- Problem statement
Copy out the listing exactly.

- Entries
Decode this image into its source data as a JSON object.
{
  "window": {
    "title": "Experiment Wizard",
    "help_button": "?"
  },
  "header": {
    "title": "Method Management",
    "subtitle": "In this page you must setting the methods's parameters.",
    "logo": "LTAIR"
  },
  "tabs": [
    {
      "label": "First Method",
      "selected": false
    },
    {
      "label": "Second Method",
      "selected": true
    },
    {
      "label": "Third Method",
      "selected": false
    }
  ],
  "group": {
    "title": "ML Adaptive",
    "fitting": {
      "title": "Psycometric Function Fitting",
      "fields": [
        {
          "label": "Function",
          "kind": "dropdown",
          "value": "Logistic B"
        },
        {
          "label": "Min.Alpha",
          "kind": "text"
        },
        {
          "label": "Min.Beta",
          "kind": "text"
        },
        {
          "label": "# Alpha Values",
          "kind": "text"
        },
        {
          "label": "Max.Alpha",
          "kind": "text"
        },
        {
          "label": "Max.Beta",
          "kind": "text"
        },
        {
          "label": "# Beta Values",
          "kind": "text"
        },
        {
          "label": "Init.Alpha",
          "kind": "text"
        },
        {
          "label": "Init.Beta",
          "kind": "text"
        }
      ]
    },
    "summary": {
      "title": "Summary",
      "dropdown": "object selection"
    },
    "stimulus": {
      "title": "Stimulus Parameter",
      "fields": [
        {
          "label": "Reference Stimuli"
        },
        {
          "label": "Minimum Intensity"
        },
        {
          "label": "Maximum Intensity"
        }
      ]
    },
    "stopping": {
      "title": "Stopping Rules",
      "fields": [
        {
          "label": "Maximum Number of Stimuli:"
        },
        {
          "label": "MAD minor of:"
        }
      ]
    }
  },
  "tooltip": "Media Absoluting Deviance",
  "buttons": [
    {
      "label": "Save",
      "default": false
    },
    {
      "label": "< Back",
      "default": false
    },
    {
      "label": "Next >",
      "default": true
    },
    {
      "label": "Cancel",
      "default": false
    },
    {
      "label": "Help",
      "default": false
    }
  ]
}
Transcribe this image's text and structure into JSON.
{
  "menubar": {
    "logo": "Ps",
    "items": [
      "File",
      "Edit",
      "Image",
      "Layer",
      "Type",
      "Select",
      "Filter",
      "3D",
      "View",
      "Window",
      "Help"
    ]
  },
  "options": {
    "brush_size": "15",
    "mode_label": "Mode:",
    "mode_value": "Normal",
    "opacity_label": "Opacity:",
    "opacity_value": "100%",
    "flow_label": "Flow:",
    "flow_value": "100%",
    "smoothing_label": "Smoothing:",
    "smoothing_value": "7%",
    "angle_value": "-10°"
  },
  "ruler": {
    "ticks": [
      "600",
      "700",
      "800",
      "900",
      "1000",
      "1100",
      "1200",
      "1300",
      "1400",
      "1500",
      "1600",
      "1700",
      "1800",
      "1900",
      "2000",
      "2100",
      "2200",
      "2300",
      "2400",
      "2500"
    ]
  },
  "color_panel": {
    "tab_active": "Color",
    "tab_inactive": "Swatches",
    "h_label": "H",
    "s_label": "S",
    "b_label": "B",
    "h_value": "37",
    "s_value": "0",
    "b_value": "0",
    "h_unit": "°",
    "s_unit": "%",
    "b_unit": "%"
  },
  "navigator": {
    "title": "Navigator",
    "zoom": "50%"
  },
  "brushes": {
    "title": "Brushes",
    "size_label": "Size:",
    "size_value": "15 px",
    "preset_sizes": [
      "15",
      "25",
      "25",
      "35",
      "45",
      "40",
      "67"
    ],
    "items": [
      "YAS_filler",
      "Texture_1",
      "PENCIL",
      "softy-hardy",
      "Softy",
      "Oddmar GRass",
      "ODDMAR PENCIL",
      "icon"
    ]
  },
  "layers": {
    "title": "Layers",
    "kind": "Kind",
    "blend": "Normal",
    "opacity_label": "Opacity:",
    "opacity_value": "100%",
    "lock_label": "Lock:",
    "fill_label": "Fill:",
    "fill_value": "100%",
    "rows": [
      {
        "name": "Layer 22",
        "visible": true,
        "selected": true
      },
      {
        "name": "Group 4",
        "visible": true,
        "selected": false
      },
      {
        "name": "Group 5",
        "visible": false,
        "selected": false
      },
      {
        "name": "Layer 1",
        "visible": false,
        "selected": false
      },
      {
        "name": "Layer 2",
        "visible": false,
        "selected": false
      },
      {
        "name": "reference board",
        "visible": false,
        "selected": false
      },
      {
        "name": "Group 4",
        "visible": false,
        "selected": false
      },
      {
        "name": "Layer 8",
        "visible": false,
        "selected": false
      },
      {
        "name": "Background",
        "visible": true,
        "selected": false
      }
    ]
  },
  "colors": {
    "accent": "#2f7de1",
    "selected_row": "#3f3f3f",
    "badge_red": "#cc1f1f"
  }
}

- The response
Decode this image into its source data as a JSON object.
{
  "window": {
    "title": "Experiment Wizard",
    "help_button": "?"
  },
  "header": {
    "title": "Method Management",
    "subtitle": "In this page you must setting the methods's parameters.",
    "logo": "LTAIR"
  },
  "tabs": [
    {
      "label": "First Method",
      "selected": false
    },
    {
      "label": "Second Method",
      "selected": true
    },
    {
      "label": "Third Method",
      "selected": false
    }
  ],
  "group": {
    "title": "ML Adaptive",
    "fitting": {
      "title": "Psycometric Function Fitting",
      "fields": [
        {
          "label": "Function",
          "kind": "dropdown",
          "value": "Logistic B"
        },
        {
          "label": "Min.Alpha",
          "kind": "text"
        },
        {
          "label": "Min.Beta",
          "kind": "text"
        },
        {
          "label": "# Alpha Values",
          "kind": "text"
        },
        {
          "label": "Max.Alpha",
          "kind": "text"
        },
        {
          "label": "Max.Beta",
          "kind": "text"
        },
        {
          "label": "# Beta Values",
          "kind": "text"
        },
        {
          "label": "Init.Alpha",
          "kind": "text"
        },
        {
          "label": "Init.Beta",
          "kind": "text"
        }
      ]
    },
    "summary": {
      "title": "Summary",
      "dropdown": "object selection"
    },
    "stimulus": {
      "title": "Stimulus Parameter",
      "fields": [
        {
          "label": "Reference Stimuli"
        },
        {
          "label": "Minimum Intensity"
        },
        {
          "label": "Maximum Intensity"
        }
      ]
    },
    "stopping": {
      "title": "Stopping Rules",
      "fields": [
        {
          "label": "Maximum Number of Stimuli:"
        },
        {
          "label": "MAD minor of:"
        }
      ]
    }
  },
  "tooltip": "Media Absoluting Deviance",
  "buttons": [
    {
      "label": "Save",
      "default": false
    },
    {
      "label": "< Back",
      "default": false
    },
    {
      "label": "Next >",
      "default": true
    },
    {
      "label": "Cancel",
      "default": false
    },
    {
      "label": "Help",
      "default": false
    }
  ]
}
Transcribe this image's text and structure into JSON.
{
  "menubar": {
    "logo": "Ps",
    "items": [
      "File",
      "Edit",
      "Image",
      "Layer",
      "Type",
      "Select",
      "Filter",
      "3D",
      "View",
      "Window",
      "Help"
    ]
  },
  "options": {
    "brush_size": "15",
    "mode_label": "Mode:",
    "mode_value": "Normal",
    "opacity_label": "Opacity:",
    "opacity_value": "100%",
    "flow_label": "Flow:",
    "flow_value": "100%",
    "smoothing_label": "Smoothing:",
    "smoothing_value": "7%",
    "angle_value": "-10°"
  },
  "ruler": {
    "ticks": [
      "600",
      "700",
      "800",
      "900",
      "1000",
      "1100",
      "1200",
      "1300",
      "1400",
      "1500",
      "1600",
      "1700",
      "1800",
      "1900",
      "2000",
      "2100",
      "2200",
      "2300",
      "2400",
      "2500"
    ]
  },
  "color_panel": {
    "tab_active": "Color",
    "tab_inactive": "Swatches",
    "h_label": "H",
    "s_label": "S",
    "b_label": "B",
    "h_value": "37",
    "s_value": "0",
    "b_value": "0",
    "h_unit": "°",
    "s_unit": "%",
    "b_unit": "%"
  },
  "navigator": {
    "title": "Navigator",
    "zoom": "50%"
  },
  "brushes": {
    "title": "Brushes",
    "size_label": "Size:",
    "size_value": "15 px",
    "preset_sizes": [
      "15",
      "25",
      "25",
      "35",
      "45",
      "40",
      "67"
    ],
    "items": [
      "YAS_filler",
      "Texture_1",
      "PENCIL",
      "softy-hardy",
      "Softy",
      "Oddmar GRass",
      "ODDMAR PENCIL",
      "icon"
    ]
  },
  "layers": {
    "title": "Layers",
    "kind": "Kind",
    "blend": "Normal",
    "opacity_label": "Opacity:",
    "opacity_value": "100%",
    "lock_label": "Lock:",
    "fill_label": "Fill:",
    "fill_value": "100%",
    "rows": [
      {
        "name": "Layer 22",
        "visible": true,
        "selected": true
      },
      {
        "name": "Group 4",
        "visible": true,
        "selected": false
      },
      {
        "name": "Group 5",
        "visible": false,
        "selected": false
      },
      {
        "name": "Layer 1",
        "visible": false,
        "selected": false
      },
      {
        "name": "Layer 2",
        "visible": false,
        "selected": false
      },
      {
        "name": "reference board",
        "visible": false,
        "selected": false
      },
      {
        "name": "Group 4",
        "visible": false,
        "selected": false
      },
      {
        "name": "Layer 8",
        "visible": false,
        "selected": false
      },
      {
        "name": "Background",
        "visible": true,
        "selected": false
      }
    ]
  },
  "colors": {
    "accent": "#2f7de1",
    "selected_row": "#3f3f3f",
    "badge_red": "#cc1f1f"
  }
}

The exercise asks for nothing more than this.